Exercise task:
Take the entries below and reproduce them word for word.

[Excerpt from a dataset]
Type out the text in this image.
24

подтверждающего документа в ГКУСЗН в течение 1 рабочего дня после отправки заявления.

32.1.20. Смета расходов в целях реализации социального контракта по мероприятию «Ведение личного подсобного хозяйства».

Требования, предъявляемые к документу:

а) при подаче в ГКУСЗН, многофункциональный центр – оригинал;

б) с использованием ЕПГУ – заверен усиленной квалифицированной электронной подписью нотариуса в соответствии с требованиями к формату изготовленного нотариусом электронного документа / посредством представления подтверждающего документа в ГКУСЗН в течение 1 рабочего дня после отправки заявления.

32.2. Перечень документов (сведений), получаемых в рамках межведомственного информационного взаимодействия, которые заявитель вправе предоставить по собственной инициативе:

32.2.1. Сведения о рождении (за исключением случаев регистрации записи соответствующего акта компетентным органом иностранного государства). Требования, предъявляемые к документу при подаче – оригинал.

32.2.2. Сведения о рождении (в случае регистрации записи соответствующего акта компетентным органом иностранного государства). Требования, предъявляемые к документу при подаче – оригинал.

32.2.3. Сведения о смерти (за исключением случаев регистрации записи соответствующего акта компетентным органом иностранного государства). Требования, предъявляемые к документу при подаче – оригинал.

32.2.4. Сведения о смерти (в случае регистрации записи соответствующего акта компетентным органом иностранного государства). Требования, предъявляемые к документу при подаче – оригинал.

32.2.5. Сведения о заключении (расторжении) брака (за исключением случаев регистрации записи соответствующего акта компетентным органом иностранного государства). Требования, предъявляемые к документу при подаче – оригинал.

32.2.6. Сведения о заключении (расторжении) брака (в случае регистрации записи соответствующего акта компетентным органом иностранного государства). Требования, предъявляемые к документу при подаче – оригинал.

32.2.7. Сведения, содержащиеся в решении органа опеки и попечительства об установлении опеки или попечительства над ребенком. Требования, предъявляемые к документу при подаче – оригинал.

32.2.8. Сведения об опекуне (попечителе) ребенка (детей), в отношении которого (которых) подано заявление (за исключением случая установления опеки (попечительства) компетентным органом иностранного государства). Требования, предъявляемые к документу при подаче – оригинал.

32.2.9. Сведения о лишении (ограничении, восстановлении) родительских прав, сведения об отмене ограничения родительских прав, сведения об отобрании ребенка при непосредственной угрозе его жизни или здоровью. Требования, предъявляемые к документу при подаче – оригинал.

Written reply:
Type out the text in this image.
24

подтверждающего документа в ГКУСЗН в течение 1 рабочего дня после отправки заявления.

32.1.20. Смета расходов в целях реализации социального контракта по мероприятию «Ведение личного подсобного хозяйства».

Требования, предъявляемые к документу:

а) при подаче в ГКУСЗН, многофункциональный центр – оригинал;

б) с использованием ЕПГУ – заверен усиленной квалифицированной электронной подписью нотариуса в соответствии с требованиями к формату изготовленного нотариусом электронного документа / посредством представления подтверждающего документа в ГКУСЗН в течение 1 рабочего дня после отправки заявления.

32.2. Перечень документов (сведений), получаемых в рамках межведомственного информационного взаимодействия, которые заявитель вправе предоставить по собственной инициативе:

32.2.1. Сведения о рождении (за исключением случаев регистрации записи соответствующего акта компетентным органом иностранного государства). Требования, предъявляемые к документу при подаче – оригинал.

32.2.2. Сведения о рождении (в случае регистрации записи соответствующего акта компетентным органом иностранного государства). Требования, предъявляемые к документу при подаче – оригинал.

32.2.3. Сведения о смерти (за исключением случаев регистрации записи соответствующего акта компетентным органом иностранного государства). Требования, предъявляемые к документу при подаче – оригинал.

32.2.4. Сведения о смерти (в случае регистрации записи соответствующего акта компетентным органом иностранного государства). Требования, предъявляемые к документу при подаче – оригинал.

32.2.5. Сведения о заключении (расторжении) брака (за исключением случаев регистрации записи соответствующего акта компетентным органом иностранного государства). Требования, предъявляемые к документу при подаче – оригинал.

32.2.6. Сведения о заключении (расторжении) брака (в случае регистрации записи соответствующего акта компетентным органом иностранного государства). Требования, предъявляемые к документу при подаче – оригинал.

32.2.7. Сведения, содержащиеся в решении органа опеки и попечительства об установлении опеки или попечительства над ребенком. Требования, предъявляемые к документу при подаче – оригинал.

32.2.8. Сведения об опекуне (попечителе) ребенка (детей), в отношении которого (которых) подано заявление (за исключением случая установления опеки (попечительства) компетентным органом иностранного государства). Требования, предъявляемые к документу при подаче – оригинал.

32.2.9. Сведения о лишении (ограничении, восстановлении) родительских прав, сведения об отмене ограничения родительских прав, сведения об отобрании ребенка при непосредственной угрозе его жизни или здоровью. Требования, предъявляемые к документу при подаче – оригинал.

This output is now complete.